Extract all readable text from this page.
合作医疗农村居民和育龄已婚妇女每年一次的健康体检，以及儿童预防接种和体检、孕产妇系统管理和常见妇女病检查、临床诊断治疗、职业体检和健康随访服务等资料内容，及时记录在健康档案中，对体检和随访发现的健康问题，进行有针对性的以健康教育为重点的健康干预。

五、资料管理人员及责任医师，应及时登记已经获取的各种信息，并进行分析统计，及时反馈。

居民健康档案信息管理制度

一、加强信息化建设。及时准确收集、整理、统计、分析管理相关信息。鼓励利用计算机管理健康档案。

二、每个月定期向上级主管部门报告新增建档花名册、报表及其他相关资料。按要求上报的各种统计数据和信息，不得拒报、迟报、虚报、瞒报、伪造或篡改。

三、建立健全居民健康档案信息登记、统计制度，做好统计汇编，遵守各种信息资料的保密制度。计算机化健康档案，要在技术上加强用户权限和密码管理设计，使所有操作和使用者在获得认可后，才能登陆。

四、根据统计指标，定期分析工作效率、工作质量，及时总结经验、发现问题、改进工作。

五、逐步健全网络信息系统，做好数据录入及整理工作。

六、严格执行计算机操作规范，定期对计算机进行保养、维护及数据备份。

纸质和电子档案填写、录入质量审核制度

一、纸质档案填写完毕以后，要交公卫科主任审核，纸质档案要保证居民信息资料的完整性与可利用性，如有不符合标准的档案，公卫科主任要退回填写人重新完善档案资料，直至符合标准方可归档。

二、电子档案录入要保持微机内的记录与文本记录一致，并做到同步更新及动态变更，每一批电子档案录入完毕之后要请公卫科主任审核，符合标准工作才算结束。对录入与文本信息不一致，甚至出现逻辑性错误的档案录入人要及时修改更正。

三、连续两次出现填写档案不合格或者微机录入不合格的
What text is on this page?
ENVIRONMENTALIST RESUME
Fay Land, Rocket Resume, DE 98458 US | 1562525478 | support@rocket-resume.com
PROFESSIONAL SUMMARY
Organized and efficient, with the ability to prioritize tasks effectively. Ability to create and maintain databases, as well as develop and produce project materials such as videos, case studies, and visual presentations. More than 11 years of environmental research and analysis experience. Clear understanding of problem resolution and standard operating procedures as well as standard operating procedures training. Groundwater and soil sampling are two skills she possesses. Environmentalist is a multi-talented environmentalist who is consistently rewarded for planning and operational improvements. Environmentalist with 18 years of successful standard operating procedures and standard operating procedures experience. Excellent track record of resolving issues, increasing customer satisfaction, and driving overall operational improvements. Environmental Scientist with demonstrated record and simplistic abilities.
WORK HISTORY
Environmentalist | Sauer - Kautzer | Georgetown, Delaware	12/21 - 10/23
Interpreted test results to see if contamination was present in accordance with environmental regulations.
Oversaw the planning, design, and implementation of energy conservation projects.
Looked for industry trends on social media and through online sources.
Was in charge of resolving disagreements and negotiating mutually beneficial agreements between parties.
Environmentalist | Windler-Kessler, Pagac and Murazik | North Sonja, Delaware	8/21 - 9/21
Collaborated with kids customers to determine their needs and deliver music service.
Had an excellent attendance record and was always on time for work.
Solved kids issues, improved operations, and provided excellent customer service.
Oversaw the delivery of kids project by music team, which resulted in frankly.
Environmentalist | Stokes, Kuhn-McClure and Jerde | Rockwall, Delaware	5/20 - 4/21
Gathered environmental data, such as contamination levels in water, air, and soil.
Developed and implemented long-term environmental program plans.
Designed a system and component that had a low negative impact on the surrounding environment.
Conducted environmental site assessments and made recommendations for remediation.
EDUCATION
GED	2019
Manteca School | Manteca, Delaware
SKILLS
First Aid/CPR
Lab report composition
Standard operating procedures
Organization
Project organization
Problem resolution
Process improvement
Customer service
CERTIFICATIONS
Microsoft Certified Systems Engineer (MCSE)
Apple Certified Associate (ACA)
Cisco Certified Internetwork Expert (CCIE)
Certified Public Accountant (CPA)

§ EXERCISE AIM:
Every record shown above should be written out again exactly.

§ RESULT BELOW:
Extract all readable text from this page.
合作医疗农村居民和育龄已婚妇女每年一次的健康体检，以及儿童预防接种和体检、孕产妇系统管理和常见妇女病检查、临床诊断治疗、职业体检和健康随访服务等资料内容，及时记录在健康档案中，对体检和随访发现的健康问题，进行有针对性的以健康教育为重点的健康干预。

五、资料管理人员及责任医师，应及时登记已经获取的各种信息，并进行分析统计，及时反馈。

居民健康档案信息管理制度

一、加强信息化建设。及时准确收集、整理、统计、分析管理相关信息。鼓励利用计算机管理健康档案。

二、每个月定期向上级主管部门报告新增建档花名册、报表及其他相关资料。按要求上报的各种统计数据和信息，不得拒报、迟报、虚报、瞒报、伪造或篡改。

三、建立健全居民健康档案信息登记、统计制度，做好统计汇编，遵守各种信息资料的保密制度。计算机化健康档案，要在技术上加强用户权限和密码管理设计，使所有操作和使用者在获得认可后，才能登陆。

四、根据统计指标，定期分析工作效率、工作质量，及时总结经验、发现问题、改进工作。

五、逐步健全网络信息系统，做好数据录入及整理工作。

六、严格执行计算机操作规范，定期对计算机进行保养、维护及数据备份。

纸质和电子档案填写、录入质量审核制度

一、纸质档案填写完毕以后，要交公卫科主任审核，纸质档案要保证居民信息资料的完整性与可利用性，如有不符合标准的档案，公卫科主任要退回填写人重新完善档案资料，直至符合标准方可归档。

二、电子档案录入要保持微机内的记录与文本记录一致，并做到同步更新及动态变更，每一批电子档案录入完毕之后要请公卫科主任审核，符合标准工作才算结束。对录入与文本信息不一致，甚至出现逻辑性错误的档案录入人要及时修改更正。

三、连续两次出现填写档案不合格或者微机录入不合格的
What text is on this page?
ENVIRONMENTALIST RESUME
Fay Land, Rocket Resume, DE 98458 US | 1562525478 | support@rocket-resume.com
PROFESSIONAL SUMMARY
Organized and efficient, with the ability to prioritize tasks effectively. Ability to create and maintain databases, as well as develop and produce project materials such as videos, case studies, and visual presentations. More than 11 years of environmental research and analysis experience. Clear understanding of problem resolution and standard operating procedures as well as standard operating procedures training. Groundwater and soil sampling are two skills she possesses. Environmentalist is a multi-talented environmentalist who is consistently rewarded for planning and operational improvements. Environmentalist with 18 years of successful standard operating procedures and standard operating procedures experience. Excellent track record of resolving issues, increasing customer satisfaction, and driving overall operational improvements. Environmental Scientist with demonstrated record and simplistic abilities.
WORK HISTORY
Environmentalist | Sauer - Kautzer | Georgetown, Delaware	12/21 - 10/23
Interpreted test results to see if contamination was present in accordance with environmental regulations.
Oversaw the planning, design, and implementation of energy conservation projects.
Looked for industry trends on social media and through online sources.
Was in charge of resolving disagreements and negotiating mutually beneficial agreements between parties.
Environmentalist | Windler-Kessler, Pagac and Murazik | North Sonja, Delaware	8/21 - 9/21
Collaborated with kids customers to determine their needs and deliver music service.
Had an excellent attendance record and was always on time for work.
Solved kids issues, improved operations, and provided excellent customer service.
Oversaw the delivery of kids project by music team, which resulted in frankly.
Environmentalist | Stokes, Kuhn-McClure and Jerde | Rockwall, Delaware	5/20 - 4/21
Gathered environmental data, such as contamination levels in water, air, and soil.
Developed and implemented long-term environmental program plans.
Designed a system and component that had a low negative impact on the surrounding environment.
Conducted environmental site assessments and made recommendations for remediation.
EDUCATION
GED	2019
Manteca School | Manteca, Delaware
SKILLS
First Aid/CPR
Lab report composition
Standard operating procedures
Organization
Project organization
Problem resolution
Process improvement
Customer service
CERTIFICATIONS
Microsoft Certified Systems Engineer (MCSE)
Apple Certified Associate (ACA)
Cisco Certified Internetwork Expert (CCIE)
Certified Public Accountant (CPA)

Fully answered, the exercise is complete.